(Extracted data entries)
==================================================

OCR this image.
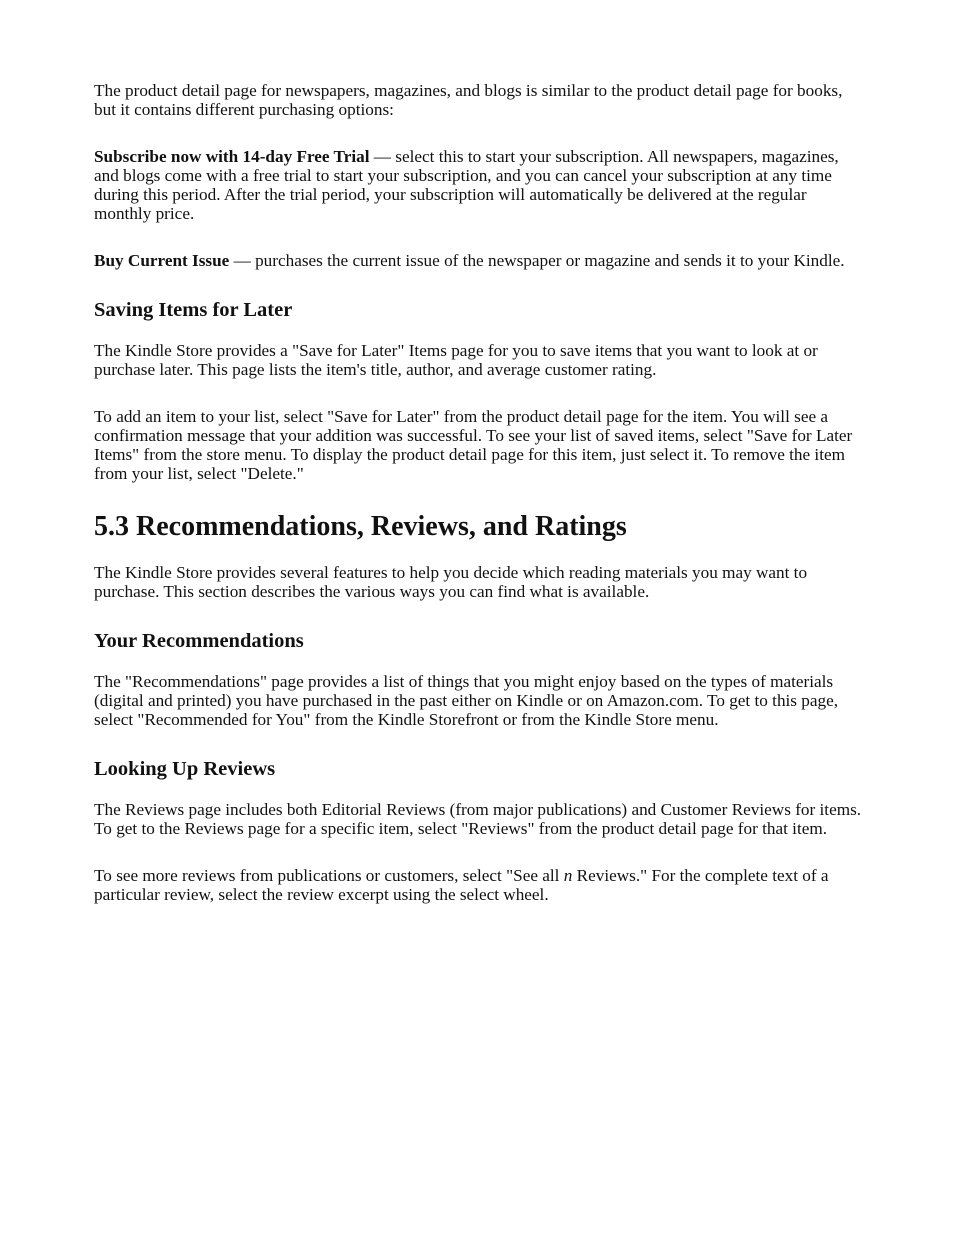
The product detail page for newspapers, magazines, and blogs is similar to the product detail page for books, but it contains different purchasing options:

Subscribe now with 14-day Free Trial — select this to start your subscription. All newspapers, magazines, and blogs come with a free trial to start your subscription, and you can cancel your subscription at any time during this period. After the trial period, your subscription will automatically be delivered at the regular monthly price.

Buy Current Issue — purchases the current issue of the newspaper or magazine and sends it to your Kindle.

Saving Items for Later

The Kindle Store provides a "Save for Later" Items page for you to save items that you want to look at or purchase later. This page lists the item's title, author, and average customer rating.

To add an item to your list, select "Save for Later" from the product detail page for the item. You will see a confirmation message that your addition was successful. To see your list of saved items, select "Save for Later Items" from the store menu. To display the product detail page for this item, just select it. To remove the item from your list, select "Delete."

5.3 Recommendations, Reviews, and Ratings

The Kindle Store provides several features to help you decide which reading materials you may want to purchase. This section describes the various ways you can find what is available.

Your Recommendations

The "Recommendations" page provides a list of things that you might enjoy based on the types of materials (digital and printed) you have purchased in the past either on Kindle or on Amazon.com. To get to this page, select "Recommended for You" from the Kindle Storefront or from the Kindle Store menu.

Looking Up Reviews

The Reviews page includes both Editorial Reviews (from major publications) and Customer Reviews for items. To get to the Reviews page for a specific item, select "Reviews" from the product detail page for that item.

To see more reviews from publications or customers, select "See all n Reviews." For the complete text of a particular review, select the review excerpt using the select wheel.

==================================================

WHAT THE TASK REQUIRES:
Extract every line from the records above that contains the word "materials".

COMPLETE ANSWER:
The Kindle Store provides several features to help you decide which reading materials you may want to purchase. This section describes the various ways you can find what is available.
The "Recommendations" page provides a list of things that you might enjoy based on the types of materials (digital and printed) you have purchased in the past either on Kindle or on Amazon.com. To get to this page, select "Recommended for You" from the Kindle Storefront or from the Kindle Store menu.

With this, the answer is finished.